## WHAT IS NEEDED
Identify every line in the records below that contains the word "wellbeing", and copy each of those lines.

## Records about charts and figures

• • • • •

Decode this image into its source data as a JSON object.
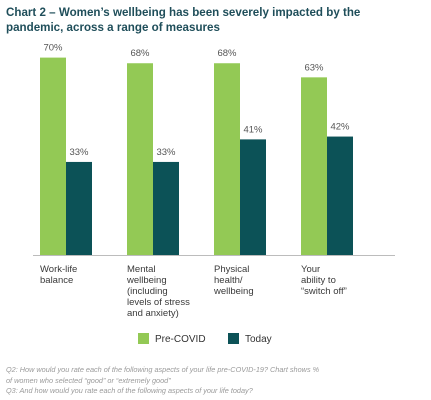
{
  "title_lines": [
    "Chart 2 – Women’s wellbeing has been severely impacted by the",
    "pandemic, across a range of measures"
  ],
  "colors": {
    "pre_covid": "#93c955",
    "today": "#0c5257",
    "axis": "#bcbcbc",
    "label_text": "#555555"
  },
  "chart_data": {
    "type": "bar",
    "categories": [
      [
        "Work-life",
        "balance"
      ],
      [
        "Mental",
        "wellbeing",
        "(including",
        "levels of stress",
        "and anxiety)"
      ],
      [
        "Physical",
        "health/",
        "wellbeing"
      ],
      [
        "Your",
        "ability to",
        "“switch off”"
      ]
    ],
    "series": [
      {
        "name": "Pre-COVID",
        "values": [
          70,
          68,
          68,
          63
        ],
        "labels": [
          "70%",
          "68%",
          "68%",
          "63%"
        ]
      },
      {
        "name": "Today",
        "values": [
          33,
          33,
          41,
          42
        ],
        "labels": [
          "33%",
          "33%",
          "41%",
          "42%"
        ]
      }
    ],
    "ylim": [
      0,
      100
    ],
    "legend_position": "bottom-center",
    "grid": false
  },
  "legend": {
    "pre_covid_label": "Pre-COVID",
    "today_label": "Today"
  },
  "footnote": {
    "line1": "Q2: How would you rate each of the following aspects of your life pre-COVID-19? Chart shows %",
    "line2": "of women who selected “good” or “extremely good”",
    "line3": "Q3: And how would you rate each of the following aspects of your life today?"
  }
}
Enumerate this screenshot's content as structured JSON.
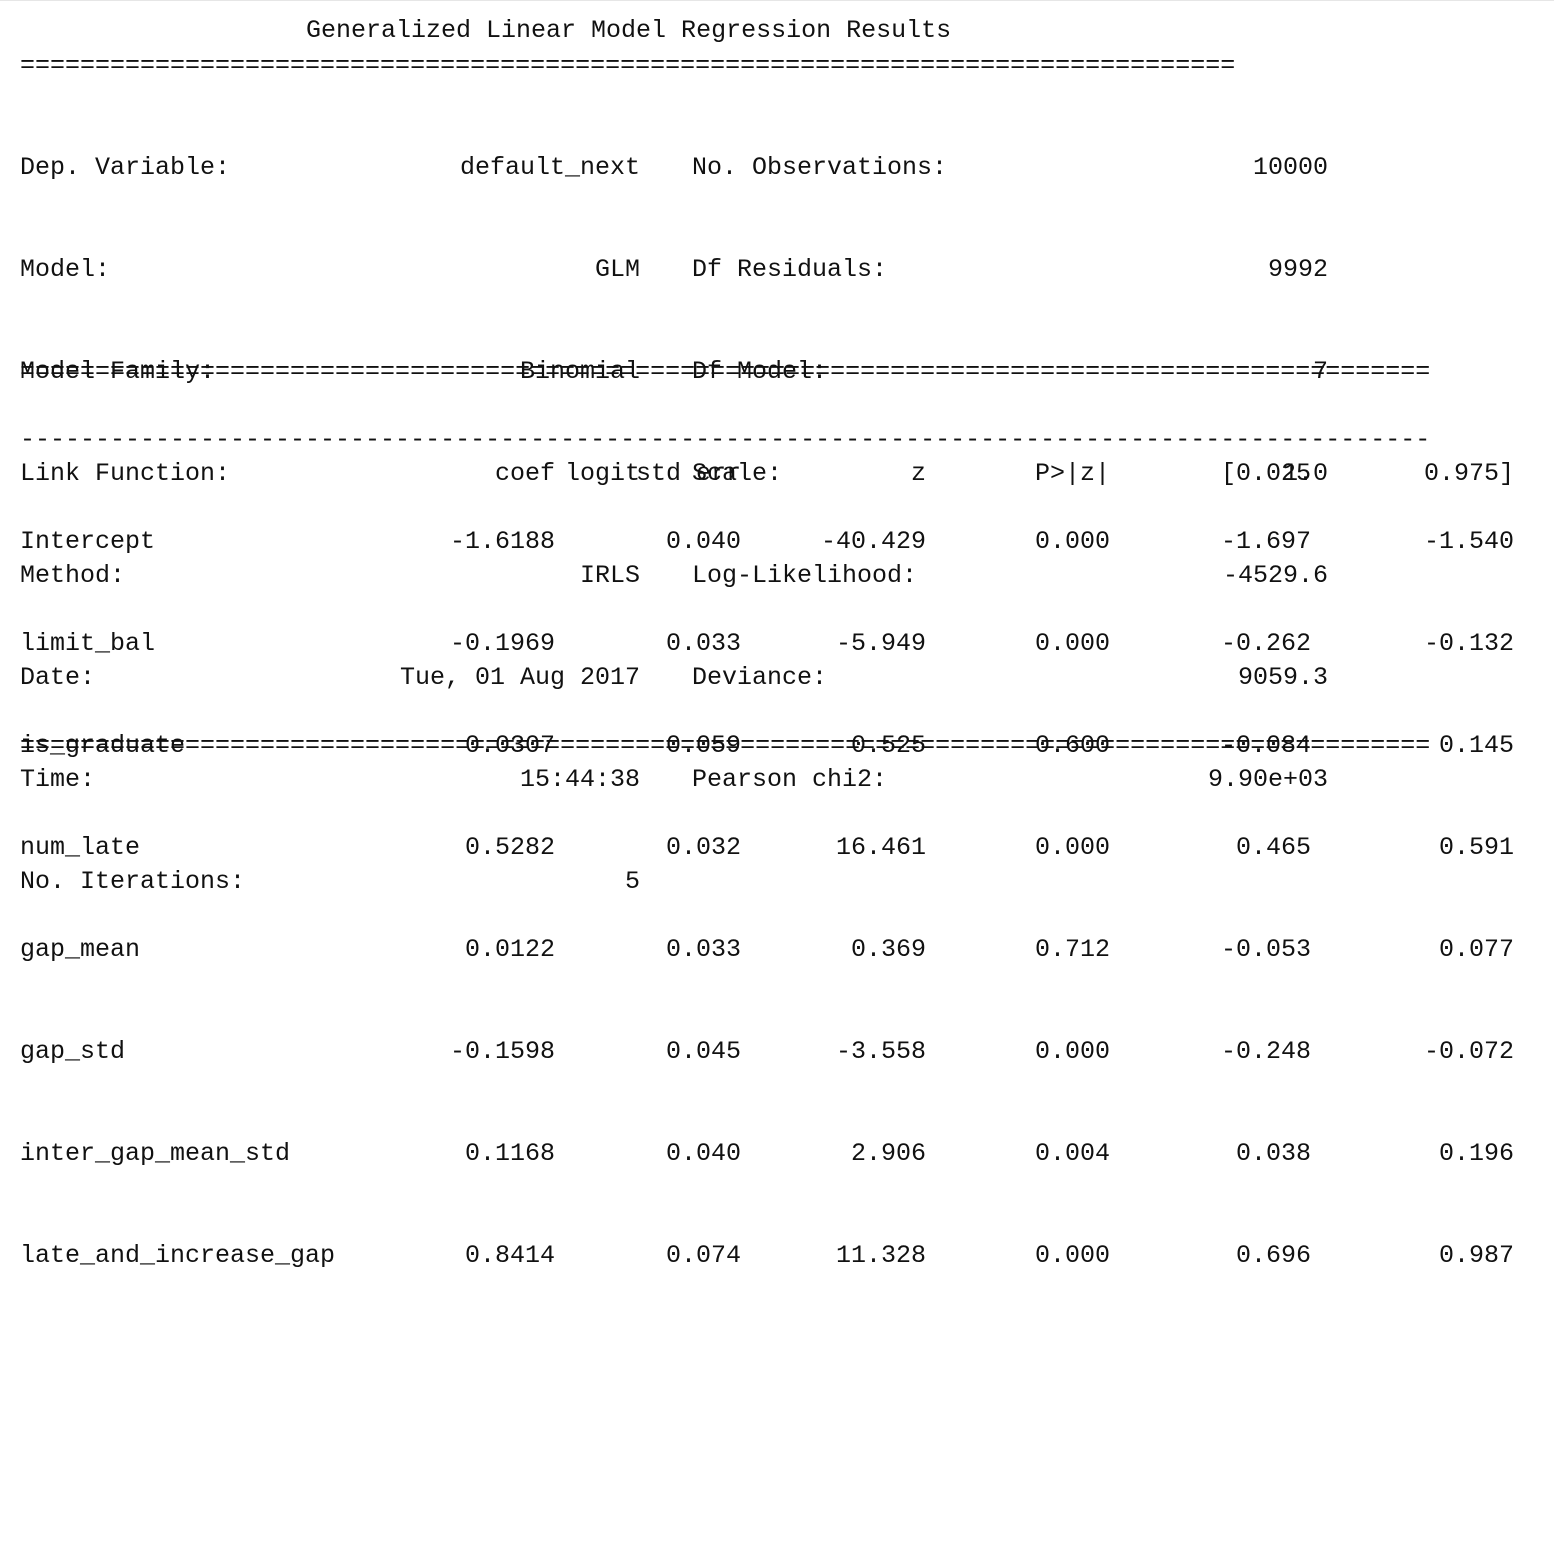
{
  "title": "Generalized Linear Model Regression Results",
  "rules": {
    "double_short": "=================================================================================",
    "double_long": "==============================================================================================",
    "dash_long": "----------------------------------------------------------------------------------------------"
  },
  "info_rows": [
    {
      "label1": "Dep. Variable:",
      "value1": "default_next",
      "label2": "No. Observations:",
      "value2": "10000"
    },
    {
      "label1": "Model:",
      "value1": "GLM",
      "label2": "Df Residuals:",
      "value2": "9992"
    },
    {
      "label1": "Model Family:",
      "value1": "Binomial",
      "label2": "Df Model:",
      "value2": "7"
    },
    {
      "label1": "Link Function:",
      "value1": "logit",
      "label2": "Scale:",
      "value2": "1.0"
    },
    {
      "label1": "Method:",
      "value1": "IRLS",
      "label2": "Log-Likelihood:",
      "value2": "-4529.6"
    },
    {
      "label1": "Date:",
      "value1": "Tue, 01 Aug 2017",
      "label2": "Deviance:",
      "value2": "9059.3"
    },
    {
      "label1": "Time:",
      "value1": "15:44:38",
      "label2": "Pearson chi2:",
      "value2": "9.90e+03"
    },
    {
      "label1": "No. Iterations:",
      "value1": "5",
      "label2": "",
      "value2": ""
    }
  ],
  "coef_headers": [
    "coef",
    "std err",
    "z",
    "P>|z|",
    "[0.025",
    "0.975]"
  ],
  "coef_rows": [
    {
      "name": "Intercept",
      "coef": "-1.6188",
      "std_err": "0.040",
      "z": "-40.429",
      "p": "0.000",
      "lo": "-1.697",
      "hi": "-1.540"
    },
    {
      "name": "limit_bal",
      "coef": "-0.1969",
      "std_err": "0.033",
      "z": "-5.949",
      "p": "0.000",
      "lo": "-0.262",
      "hi": "-0.132"
    },
    {
      "name": "is_graduate",
      "coef": "0.0307",
      "std_err": "0.059",
      "z": "0.525",
      "p": "0.600",
      "lo": "-0.084",
      "hi": "0.145"
    },
    {
      "name": "num_late",
      "coef": "0.5282",
      "std_err": "0.032",
      "z": "16.461",
      "p": "0.000",
      "lo": "0.465",
      "hi": "0.591"
    },
    {
      "name": "gap_mean",
      "coef": "0.0122",
      "std_err": "0.033",
      "z": "0.369",
      "p": "0.712",
      "lo": "-0.053",
      "hi": "0.077"
    },
    {
      "name": "gap_std",
      "coef": "-0.1598",
      "std_err": "0.045",
      "z": "-3.558",
      "p": "0.000",
      "lo": "-0.248",
      "hi": "-0.072"
    },
    {
      "name": "inter_gap_mean_std",
      "coef": "0.1168",
      "std_err": "0.040",
      "z": "2.906",
      "p": "0.004",
      "lo": "0.038",
      "hi": "0.196"
    },
    {
      "name": "late_and_increase_gap",
      "coef": "0.8414",
      "std_err": "0.074",
      "z": "11.328",
      "p": "0.000",
      "lo": "0.696",
      "hi": "0.987"
    }
  ]
}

• • • • •

## SOLUTION TO THIS EXERCISE
    "Chart 2 – Women’s wellbeing has been severely impacted by the",
        "wellbeing",
        "wellbeing"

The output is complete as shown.